__Your task__. Images are excluded; otherwise, output every record exactly.

Dataset records:
----
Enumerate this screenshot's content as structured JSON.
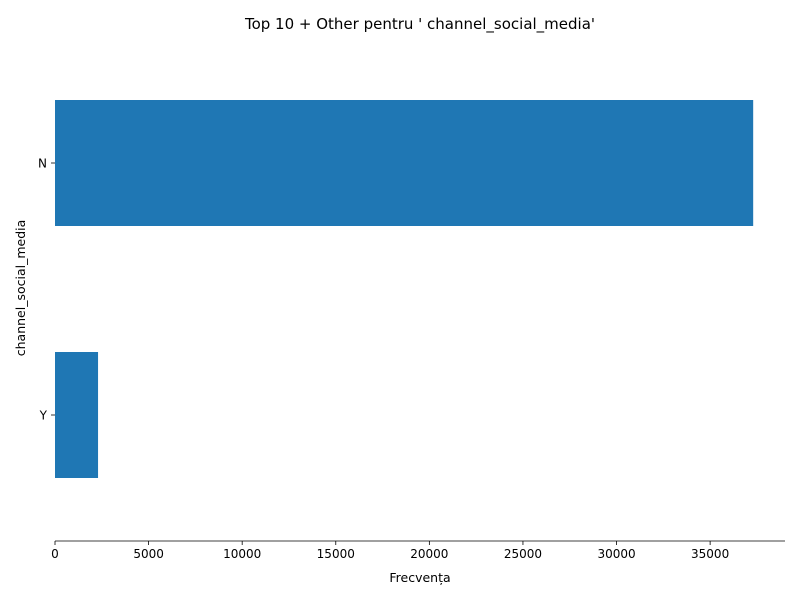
{
  "chart_data": {
    "type": "bar",
    "orientation": "horizontal",
    "title": "Top 10 + Other pentru ' channel_social_media'",
    "xlabel": "Frecvența",
    "ylabel": "channel_social_media",
    "categories": [
      "N",
      "Y"
    ],
    "values": [
      37300,
      2300
    ],
    "xlim": [
      0,
      39000
    ],
    "xticks": [
      0,
      5000,
      10000,
      15000,
      20000,
      25000,
      30000,
      35000
    ],
    "grid": false,
    "legend": "none",
    "bar_color": "#1f77b4"
  }
}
----
__Exercise result__.
Enumerate this screenshot's content as structured JSON.
{
  "chart_data": {
    "type": "bar",
    "orientation": "horizontal",
    "title": "Top 10 + Other pentru ' channel_social_media'",
    "xlabel": "Frecvența",
    "ylabel": "channel_social_media",
    "categories": [
      "N",
      "Y"
    ],
    "values": [
      37300,
      2300
    ],
    "xlim": [
      0,
      39000
    ],
    "xticks": [
      0,
      5000,
      10000,
      15000,
      20000,
      25000,
      30000,
      35000
    ],
    "grid": false,
    "legend": "none",
    "bar_color": "#1f77b4"
  }
}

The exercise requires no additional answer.